**Requirements:** Copy out every line of the data exactly.

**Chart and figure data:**

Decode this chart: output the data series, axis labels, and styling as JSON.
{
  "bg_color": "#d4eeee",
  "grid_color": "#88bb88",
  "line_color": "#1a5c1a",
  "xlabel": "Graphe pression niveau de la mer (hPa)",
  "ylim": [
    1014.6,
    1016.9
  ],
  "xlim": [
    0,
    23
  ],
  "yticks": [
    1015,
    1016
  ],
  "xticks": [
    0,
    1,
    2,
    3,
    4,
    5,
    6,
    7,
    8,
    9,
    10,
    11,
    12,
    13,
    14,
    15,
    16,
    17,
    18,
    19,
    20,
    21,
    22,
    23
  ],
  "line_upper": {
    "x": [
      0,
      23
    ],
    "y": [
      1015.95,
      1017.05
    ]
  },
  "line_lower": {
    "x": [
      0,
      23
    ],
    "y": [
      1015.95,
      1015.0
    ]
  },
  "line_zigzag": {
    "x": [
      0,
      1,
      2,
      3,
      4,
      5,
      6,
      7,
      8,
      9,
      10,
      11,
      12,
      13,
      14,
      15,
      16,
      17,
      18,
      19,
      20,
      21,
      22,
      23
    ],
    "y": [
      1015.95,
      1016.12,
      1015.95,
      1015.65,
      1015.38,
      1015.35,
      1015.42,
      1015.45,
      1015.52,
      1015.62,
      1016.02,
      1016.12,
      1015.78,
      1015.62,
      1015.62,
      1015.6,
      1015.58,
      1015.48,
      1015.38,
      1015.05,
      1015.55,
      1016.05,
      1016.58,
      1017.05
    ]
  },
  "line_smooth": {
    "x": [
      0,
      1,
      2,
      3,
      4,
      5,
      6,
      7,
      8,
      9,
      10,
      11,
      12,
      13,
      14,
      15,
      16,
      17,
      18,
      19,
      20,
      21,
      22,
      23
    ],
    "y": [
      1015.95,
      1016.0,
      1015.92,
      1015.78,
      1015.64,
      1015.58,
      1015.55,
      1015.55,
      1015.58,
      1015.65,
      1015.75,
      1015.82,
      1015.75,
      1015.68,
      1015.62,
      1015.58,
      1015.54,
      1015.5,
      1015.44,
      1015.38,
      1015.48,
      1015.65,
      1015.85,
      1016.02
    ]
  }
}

**Problem solution:**
Decode this chart: output the data series, axis labels, and styling as JSON.
{
  "bg_color": "#d4eeee",
  "grid_color": "#88bb88",
  "line_color": "#1a5c1a",
  "xlabel": "Graphe pression niveau de la mer (hPa)",
  "ylim": [
    1014.6,
    1016.9
  ],
  "xlim": [
    0,
    23
  ],
  "yticks": [
    1015,
    1016
  ],
  "xticks": [
    0,
    1,
    2,
    3,
    4,
    5,
    6,
    7,
    8,
    9,
    10,
    11,
    12,
    13,
    14,
    15,
    16,
    17,
    18,
    19,
    20,
    21,
    22,
    23
  ],
  "line_upper": {
    "x": [
      0,
      23
    ],
    "y": [
      1015.95,
      1017.05
    ]
  },
  "line_lower": {
    "x": [
      0,
      23
    ],
    "y": [
      1015.95,
      1015.0
    ]
  },
  "line_zigzag": {
    "x": [
      0,
      1,
      2,
      3,
      4,
      5,
      6,
      7,
      8,
      9,
      10,
      11,
      12,
      13,
      14,
      15,
      16,
      17,
      18,
      19,
      20,
      21,
      22,
      23
    ],
    "y": [
      1015.95,
      1016.12,
      1015.95,
      1015.65,
      1015.38,
      1015.35,
      1015.42,
      1015.45,
      1015.52,
      1015.62,
      1016.02,
      1016.12,
      1015.78,
      1015.62,
      1015.62,
      1015.6,
      1015.58,
      1015.48,
      1015.38,
      1015.05,
      1015.55,
      1016.05,
      1016.58,
      1017.05
    ]
  },
  "line_smooth": {
    "x": [
      0,
      1,
      2,
      3,
      4,
      5,
      6,
      7,
      8,
      9,
      10,
      11,
      12,
      13,
      14,
      15,
      16,
      17,
      18,
      19,
      20,
      21,
      22,
      23
    ],
    "y": [
      1015.95,
      1016.0,
      1015.92,
      1015.78,
      1015.64,
      1015.58,
      1015.55,
      1015.55,
      1015.58,
      1015.65,
      1015.75,
      1015.82,
      1015.75,
      1015.68,
      1015.62,
      1015.58,
      1015.54,
      1015.5,
      1015.44,
      1015.38,
      1015.48,
      1015.65,
      1015.85,
      1016.02
    ]
  }
}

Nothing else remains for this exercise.